**TO DO:**
#1 Name every person mentioned in the fantasy football passage, using the names as they appear there.
#2 Reproduce word for word the part of the fantasy football passage starting at "While the odds" and ending at "a league winner.".

# start of TEXT TO READ

It’s obviously a small sample size, but DPJ had scored a touchdown on nearly 15% of his receptions. Okay, I know that’s only 14 receptions, but that’s still a testament to his playmaking ability. In 2020, DPJ was buried on the depth chart but has leapfrogged Rashard Higgins to be the third starting wide receiver alongside the aforementioned Jarvis Landry and Odell Beckham Jr. Although the Browns are designed to be a run-first offense, they take big strikes downfield with play-action passes. These opportunities are where DPJ will be utilized the most, as Landry has never been a field stretcher and the injuries are starting to take their toll on Beckham Jr. With his 6’2″ frame, 4.4 speed, and 44.5″ vertical jump, DPJ is dangerous to leave in single coverage over the top. You could almost consider DPJ a wide receiver handcuff for the Browns starting receivers. There is always the looming chance for more playing time, as Beckham Jr has played a full 16-game season just once in the previous four seasons. Browns head coach Kevin Stefanski knows the talent he has in DPJ and will get him involved one way or another in 2021. While there are still obstacles in the way, this could be the second-year wide receiver breakout that no one saw coming. He’s also a killer dancer, which has to mean something!



While the odds of all five of these players being league winners are pretty slim, all five of them are in fantasy-friendly situations at the start of this season. I would consider stashing one of these guys in your final roster spot if possible – you never know when one could pay off and truly be a league winner.

# end of TEXT TO READ
# start of INFORMATION SHOWN

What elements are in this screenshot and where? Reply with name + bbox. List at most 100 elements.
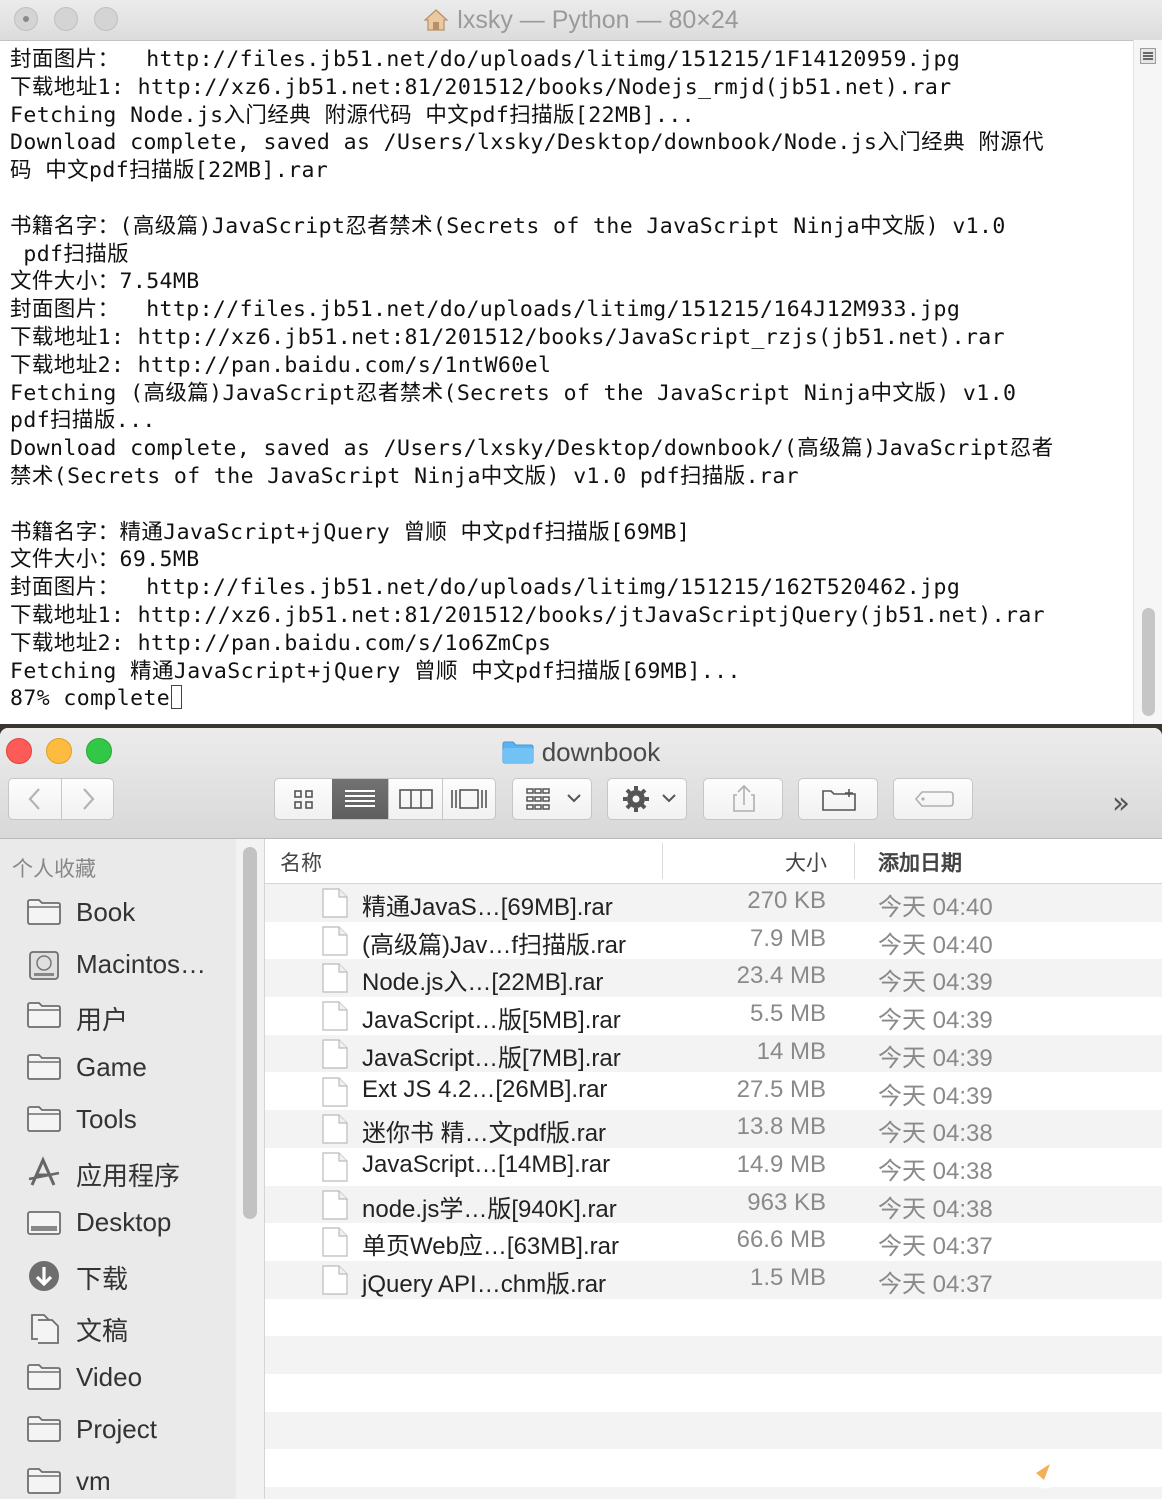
- icon-view-button[interactable]: [275, 779, 331, 819]
- split-pane-icon[interactable]: [1140, 48, 1156, 64]
- file-date: 今天 04:37: [878, 1233, 993, 1261]
- terminal-scrollbar[interactable]: [1133, 40, 1162, 724]
- terminal-line: Fetching Node.js入门经典 附源代码 中文pdf扫描版[22MB]…: [10, 102, 696, 128]
- terminal-line: 下载地址1: http://xz6.jb51.net:81/201512/boo…: [10, 74, 952, 100]
- sidebar-item-label: Tools: [76, 1103, 137, 1134]
- new-folder-button[interactable]: [798, 778, 878, 820]
- file-row[interactable]: 迷你书 精…文pdf版.rar 13.8 MB 今天 04:38: [265, 1110, 1162, 1148]
- sidebar-item-label: Video: [76, 1362, 143, 1393]
- sidebar-item[interactable]: 文稿: [24, 1303, 234, 1353]
- file-date: 今天 04:39: [878, 1007, 993, 1035]
- file-name: JavaScript…版[5MB].rar: [362, 1007, 621, 1035]
- column-header-name[interactable]: 名称: [280, 847, 322, 877]
- finder-title: downbook: [0, 734, 1162, 770]
- file-row[interactable]: Node.js入…[22MB].rar 23.4 MB 今天 04:39: [265, 959, 1162, 998]
- sidebar-item-macintos[interactable]: Macintos…: [24, 941, 234, 991]
- file-date: 今天 04:38: [878, 1157, 993, 1185]
- document-icon: [322, 1039, 348, 1069]
- file-size: 13.8 MB: [736, 1113, 826, 1141]
- column-header-size[interactable]: 大小: [785, 847, 827, 877]
- terminal-line: 书籍名字：(高级篇)JavaScript忍者禁术(Secrets of the …: [10, 213, 1006, 239]
- sidebar-item-label: 应用程序: [76, 1160, 181, 1191]
- gear-icon: [623, 786, 676, 812]
- file-row[interactable]: 精通JavaS…[69MB].rar 270 KB 今天 04:40: [265, 884, 1162, 922]
- sidebar-scroll-thumb[interactable]: [243, 847, 257, 1219]
- file-size: 1.5 MB: [749, 1264, 826, 1291]
- file-name: 迷你书 精…文pdf版.rar: [362, 1120, 607, 1148]
- sidebar-item[interactable]: 用户: [24, 992, 234, 1042]
- sidebar-item-tools[interactable]: Tools: [24, 1096, 234, 1146]
- sidebar-item-video[interactable]: Video: [24, 1354, 234, 1404]
- file-row[interactable]: JavaScript…版[5MB].rar 5.5 MB 今天 04:39: [265, 997, 1162, 1035]
- sidebar-item-project[interactable]: Project: [24, 1406, 234, 1456]
- file-row[interactable]: jQuery API…chm版.rar 1.5 MB 今天 04:37: [265, 1261, 1162, 1299]
- empty-row: [265, 1299, 1162, 1337]
- terminal-line: 封面图片： http://files.jb51.net/do/uploads/l…: [10, 47, 961, 72]
- file-list: 名称 大小 添加日期 精通JavaS…[69MB].rar 270 KB 今天 04…: [265, 839, 1162, 1499]
- file-row[interactable]: 单页Web应…[63MB].rar 66.6 MB 今天 04:37: [265, 1223, 1162, 1261]
- view-mode-control: [274, 778, 496, 820]
- sidebar-item-vm[interactable]: vm: [24, 1458, 234, 1499]
- empty-row: [265, 1336, 1162, 1375]
- sidebar-item-game[interactable]: Game: [24, 1044, 234, 1094]
- share-button[interactable]: [703, 778, 783, 820]
- sidebar-item[interactable]: 下载: [24, 1251, 234, 1301]
- terminal-line: Fetching (高级篇)JavaScript忍者禁术(Secrets of …: [10, 380, 1017, 406]
- sidebar-item-label: Book: [76, 897, 136, 927]
- share-icon: [733, 784, 755, 812]
- sidebar-item[interactable]: 应用程序: [24, 1148, 234, 1198]
- back-forward-group: [8, 778, 114, 820]
- cover-flow-button[interactable]: [443, 779, 496, 819]
- folder-icon: [27, 899, 61, 925]
- column-view-button[interactable]: [389, 779, 443, 819]
- folder-icon: [502, 741, 534, 764]
- forward-button[interactable]: [62, 779, 114, 819]
- file-date: 今天 04:40: [878, 931, 993, 959]
- file-row[interactable]: Ext JS 4.2…[26MB].rar 27.5 MB 今天 04:39: [265, 1073, 1162, 1111]
- terminal-title-text: lxsky — Python — 80×24: [457, 6, 739, 34]
- file-size: 7.9 MB: [749, 924, 826, 952]
- column-header-date[interactable]: 添加日期: [878, 847, 962, 877]
- watermark: 创新互联: [1026, 1452, 1158, 1492]
- terminal-window: lxsky — Python — 80×24 封面图片： http://file…: [0, 0, 1162, 724]
- action-button[interactable]: [607, 778, 687, 820]
- file-row[interactable]: JavaScript…版[7MB].rar 14 MB 今天 04:39: [265, 1034, 1162, 1073]
- terminal-line: 书籍名字：精通JavaScript+jQuery 曾顺 中文pdf扫描版[69M…: [10, 519, 691, 545]
- watermark-text: 创新互联: [1068, 1460, 1148, 1484]
- document-icon: [322, 926, 348, 956]
- sidebar-scrollbar[interactable]: [236, 839, 265, 1499]
- list-view-button[interactable]: [332, 779, 388, 819]
- back-button[interactable]: [9, 779, 61, 819]
- empty-row: [265, 1411, 1162, 1450]
- document-icon: [322, 1152, 348, 1182]
- file-size: 14.9 MB: [736, 1150, 826, 1178]
- file-row[interactable]: (高级篇)Jav…f扫描版.rar 7.9 MB 今天 04:40: [265, 922, 1162, 960]
- list-header: 名称 大小 添加日期: [265, 839, 1162, 884]
- sidebar-heading: 个人收藏: [12, 857, 96, 881]
- folder-icon: [27, 1054, 61, 1080]
- terminal-titlebar[interactable]: lxsky — Python — 80×24: [0, 0, 1162, 41]
- folder-icon: [27, 1364, 61, 1391]
- terminal-line: Download complete, saved as /Users/lxsky…: [10, 436, 1054, 462]
- document-icon: [322, 1227, 348, 1257]
- sidebar-item-desktop[interactable]: Desktop: [24, 1199, 234, 1249]
- tags-button[interactable]: [893, 778, 973, 820]
- document-icon: [322, 888, 348, 918]
- file-date: 今天 04:38: [878, 1195, 993, 1223]
- folder-icon: [27, 1467, 61, 1494]
- document-icon: [322, 963, 348, 993]
- terminal-output[interactable]: 封面图片： http://files.jb51.net/do/uploads/l…: [10, 46, 1130, 722]
- file-date: 今天 04:39: [878, 1044, 993, 1072]
- terminal-scroll-thumb[interactable]: [1142, 608, 1155, 716]
- file-row[interactable]: JavaScript…[14MB].rar 14.9 MB 今天 04:38: [265, 1148, 1162, 1186]
- file-size: 5.5 MB: [749, 1000, 826, 1028]
- sidebar-item-book[interactable]: Book: [24, 889, 234, 939]
- applications-icon: [28, 1155, 60, 1186]
- toolbar-overflow-icon[interactable]: ››: [1112, 786, 1130, 821]
- terminal-line: 文件大小：69.5MB: [10, 547, 200, 573]
- file-name: 精通JavaS…[69MB].rar: [362, 894, 613, 921]
- arrange-button[interactable]: [512, 778, 592, 820]
- document-icon: [322, 1189, 348, 1220]
- file-row[interactable]: node.js学…版[940K].rar 963 KB 今天 04:38: [265, 1185, 1162, 1224]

# end of INFORMATION SHOWN

**RESULTS BY TASK:**
#1 DPJ, Rashard Higgins, Jarvis Landry, Odell Beckham Jr., Kevin Stefanski

#2
While the odds of all five of these players being league winners are pretty slim, all five of them are in fantasy-friendly situations at the start of this season. I would consider stashing one of these guys in your final roster spot if possible – you never know when one could pay off and truly be a league winner.